Stated problem — Copy the material below line for line, without any changes, and leave out the pictures.

The input —
....................
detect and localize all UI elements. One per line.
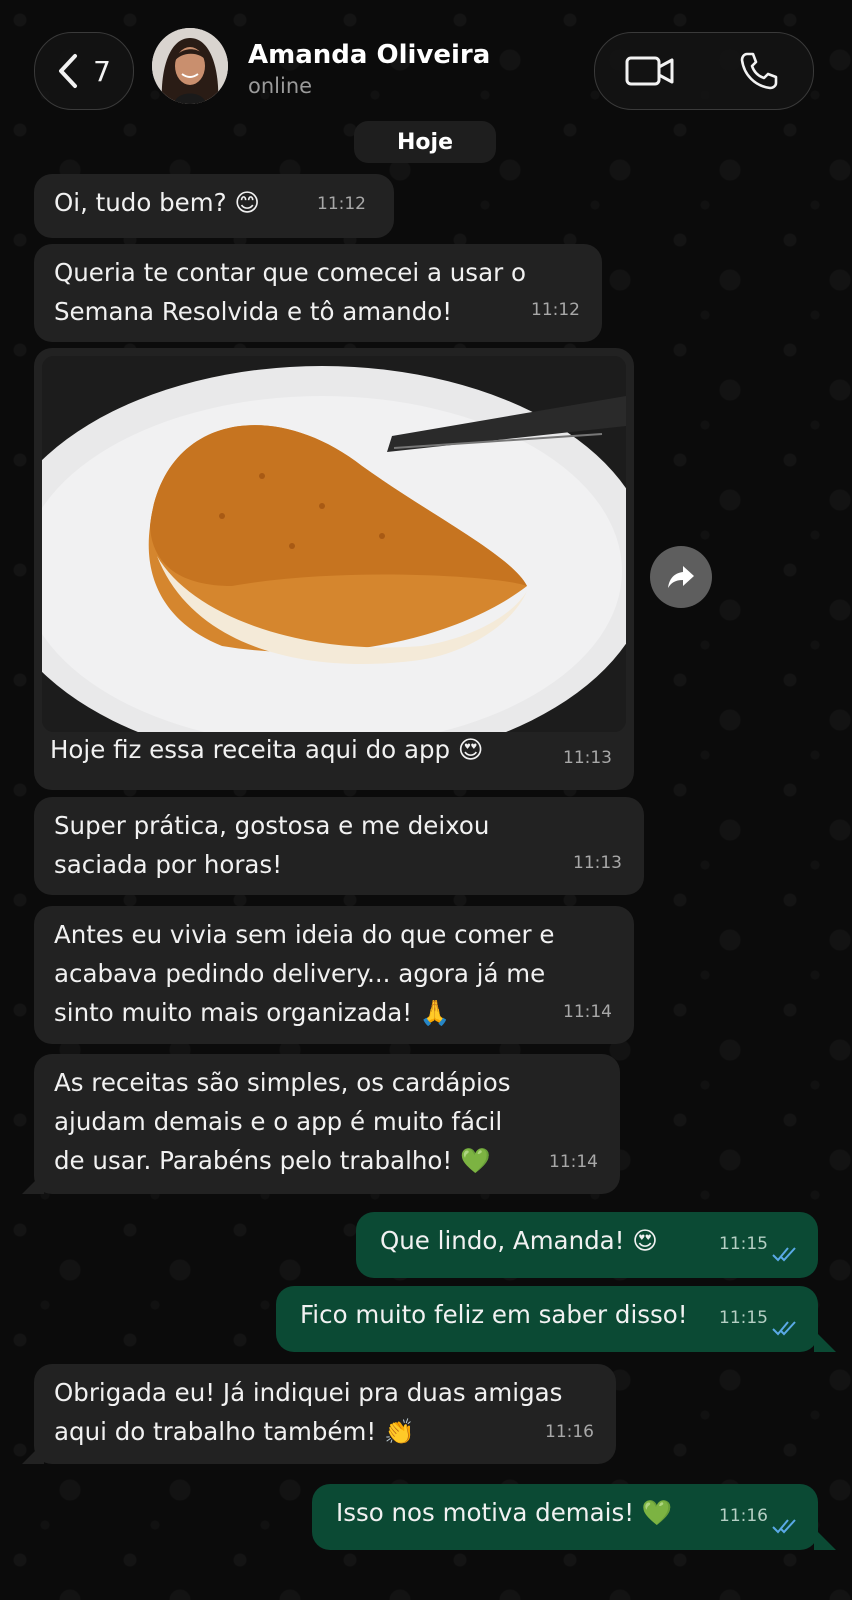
message-bubble-incoming[interactable]: Queria te contar que comecei a usar o Se… — [34, 244, 602, 342]
message-line: Queria te contar que comecei a usar o — [54, 258, 526, 287]
message-line: de usar. Parabéns pelo trabalho! 💚 — [54, 1146, 491, 1175]
message-line: aqui do trabalho também! 👏 — [54, 1417, 415, 1446]
message-time: 11:13 — [563, 748, 612, 768]
unread-count: 7 — [93, 54, 111, 88]
message-time: 11:16 — [545, 1422, 594, 1442]
double-check-icon — [772, 1519, 796, 1534]
message-text: Isso nos motiva demais! 💚 — [336, 1498, 673, 1527]
message-text: Oi, tudo bem? 😊 — [54, 188, 260, 217]
message-bubble-incoming[interactable]: As receitas são simples, os cardápios aj… — [34, 1054, 620, 1194]
message-bubble-outgoing[interactable]: Que lindo, Amanda! 😍 11:15 — [356, 1212, 818, 1278]
message-line: Semana Resolvida e tô amando! — [54, 297, 453, 326]
double-check-icon — [772, 1247, 796, 1262]
message-bubble-image[interactable]: Hoje fiz essa receita aqui do app 😍 11:1… — [34, 348, 634, 790]
message-bubble-incoming[interactable]: Obrigada eu! Já indiquei pra duas amigas… — [34, 1364, 616, 1464]
video-call-button[interactable] — [615, 41, 685, 101]
message-time: 11:15 — [719, 1308, 768, 1328]
message-bubble-incoming[interactable]: Oi, tudo bem? 😊 11:12 — [34, 174, 394, 238]
chevron-left-icon — [59, 54, 78, 88]
recipe-photo[interactable] — [42, 356, 626, 732]
voice-call-button[interactable] — [724, 41, 794, 101]
message-time: 11:12 — [531, 300, 580, 320]
avatar-image — [152, 28, 228, 104]
message-text: Que lindo, Amanda! 😍 — [380, 1226, 658, 1255]
message-bubble-incoming[interactable]: Super prática, gostosa e me deixou sacia… — [34, 797, 644, 895]
avatar[interactable] — [152, 28, 228, 104]
date-separator: Hoje — [354, 121, 496, 163]
double-check-icon — [772, 1321, 796, 1336]
message-line: Obrigada eu! Já indiquei pra duas amigas — [54, 1378, 563, 1407]
recipe-photo-image — [42, 356, 626, 732]
forward-button[interactable] — [650, 546, 712, 608]
message-time: 11:16 — [719, 1506, 768, 1526]
message-line: saciada por horas! — [54, 850, 283, 879]
phone-icon — [740, 52, 777, 90]
message-time: 11:14 — [549, 1152, 598, 1172]
contact-name[interactable]: Amanda Oliveira — [248, 40, 490, 70]
message-text: Fico muito feliz em saber disso! — [300, 1300, 688, 1329]
message-time: 11:14 — [563, 1002, 612, 1022]
message-line: acabava pedindo delivery... agora já me — [54, 959, 546, 988]
message-time: 11:15 — [719, 1234, 768, 1254]
contact-status: online — [248, 74, 313, 98]
message-time: 11:13 — [573, 853, 622, 873]
image-caption: Hoje fiz essa receita aqui do app 😍 — [50, 735, 484, 764]
message-bubble-outgoing[interactable]: Fico muito feliz em saber disso! 11:15 — [276, 1286, 818, 1352]
message-line: As receitas são simples, os cardápios — [54, 1068, 511, 1097]
forward-icon — [668, 566, 694, 588]
video-camera-icon — [625, 56, 673, 86]
message-bubble-outgoing[interactable]: Isso nos motiva demais! 💚 11:16 — [312, 1484, 818, 1550]
message-line: ajudam demais e o app é muito fácil — [54, 1107, 503, 1136]
message-line: Antes eu vivia sem ideia do que comer e — [54, 920, 555, 949]
message-time: 11:12 — [317, 194, 366, 214]
message-line: Super prática, gostosa e me deixou — [54, 811, 490, 840]
chat-header: 7 Amanda Oliveira online — [0, 0, 852, 115]
call-actions — [594, 32, 814, 110]
message-line: sinto muito mais organizada! 🙏 — [54, 998, 451, 1027]
message-bubble-incoming[interactable]: Antes eu vivia sem ideia do que comer e … — [34, 906, 634, 1044]
back-button[interactable]: 7 — [34, 32, 134, 110]
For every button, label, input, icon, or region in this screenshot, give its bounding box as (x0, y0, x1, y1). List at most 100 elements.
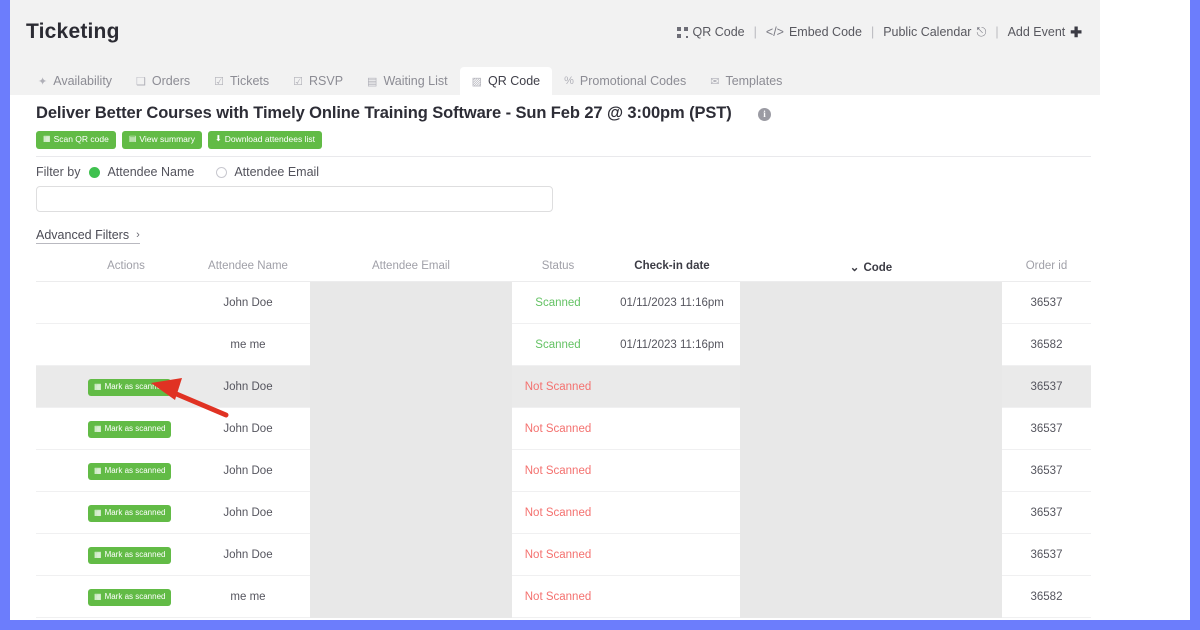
....................
Completed exercise —
detect and localize all UI elements. One per line.
message-bubble-incoming[interactable]: Queria te contar que comecei a usar o Se… — [34, 244, 602, 342]
message-line: Queria te contar que comecei a usar o — [54, 258, 526, 287]
message-line: de usar. Parabéns pelo trabalho! 💚 — [54, 1146, 491, 1175]
message-line: aqui do trabalho também! 👏 — [54, 1417, 415, 1446]
message-time: 11:13 — [563, 748, 612, 768]
unread-count: 7 — [93, 54, 111, 88]
message-time: 11:16 — [545, 1422, 594, 1442]
double-check-icon — [772, 1519, 796, 1534]
message-text: Isso nos motiva demais! 💚 — [336, 1498, 673, 1527]
message-text: Oi, tudo bem? 😊 — [54, 188, 260, 217]
message-bubble-incoming[interactable]: As receitas são simples, os cardápios aj… — [34, 1054, 620, 1194]
message-bubble-outgoing[interactable]: Que lindo, Amanda! 😍 11:15 — [356, 1212, 818, 1278]
message-line: Semana Resolvida e tô amando! — [54, 297, 453, 326]
double-check-icon — [772, 1247, 796, 1262]
message-bubble-image[interactable]: Hoje fiz essa receita aqui do app 😍 11:1… — [34, 348, 634, 790]
message-bubble-incoming[interactable]: Obrigada eu! Já indiquei pra duas amigas… — [34, 1364, 616, 1464]
video-call-button[interactable] — [615, 41, 685, 101]
message-time: 11:15 — [719, 1308, 768, 1328]
message-bubble-incoming[interactable]: Oi, tudo bem? 😊 11:12 — [34, 174, 394, 238]
chevron-left-icon — [59, 54, 78, 88]
recipe-photo[interactable] — [42, 356, 626, 732]
voice-call-button[interactable] — [724, 41, 794, 101]
message-time: 11:12 — [531, 300, 580, 320]
avatar-image — [152, 28, 228, 104]
message-text: Que lindo, Amanda! 😍 — [380, 1226, 658, 1255]
message-bubble-incoming[interactable]: Super prática, gostosa e me deixou sacia… — [34, 797, 644, 895]
avatar[interactable] — [152, 28, 228, 104]
date-separator: Hoje — [354, 121, 496, 163]
double-check-icon — [772, 1321, 796, 1336]
message-line: Obrigada eu! Já indiquei pra duas amigas — [54, 1378, 563, 1407]
recipe-photo-image — [42, 356, 626, 732]
forward-button[interactable] — [650, 546, 712, 608]
message-time: 11:16 — [719, 1506, 768, 1526]
message-line: saciada por horas! — [54, 850, 283, 879]
phone-icon — [740, 52, 777, 90]
message-time: 11:14 — [549, 1152, 598, 1172]
contact-name[interactable]: Amanda Oliveira — [248, 40, 490, 70]
message-text: Fico muito feliz em saber disso! — [300, 1300, 688, 1329]
message-time: 11:14 — [563, 1002, 612, 1022]
message-line: acabava pedindo delivery... agora já me — [54, 959, 546, 988]
message-time: 11:15 — [719, 1234, 768, 1254]
contact-status: online — [248, 74, 313, 98]
message-time: 11:13 — [573, 853, 622, 873]
image-caption: Hoje fiz essa receita aqui do app 😍 — [50, 735, 484, 764]
message-bubble-outgoing[interactable]: Fico muito feliz em saber disso! 11:15 — [276, 1286, 818, 1352]
message-line: As receitas são simples, os cardápios — [54, 1068, 511, 1097]
forward-icon — [668, 566, 694, 588]
video-camera-icon — [625, 56, 673, 86]
message-bubble-outgoing[interactable]: Isso nos motiva demais! 💚 11:16 — [312, 1484, 818, 1550]
message-line: ajudam demais e o app é muito fácil — [54, 1107, 503, 1136]
message-line: Antes eu vivia sem ideia do que comer e — [54, 920, 555, 949]
message-time: 11:12 — [317, 194, 366, 214]
message-line: Super prática, gostosa e me deixou — [54, 811, 490, 840]
chat-header: 7 Amanda Oliveira online — [0, 0, 852, 115]
call-actions — [594, 32, 814, 110]
message-line: sinto muito mais organizada! 🙏 — [54, 998, 451, 1027]
message-bubble-incoming[interactable]: Antes eu vivia sem ideia do que comer e … — [34, 906, 634, 1044]
back-button[interactable]: 7 — [34, 32, 134, 110]
For every button, label, input, icon, or region in this screenshot, give its bounding box as (x0, y0, x1, y1). List at most 100 elements.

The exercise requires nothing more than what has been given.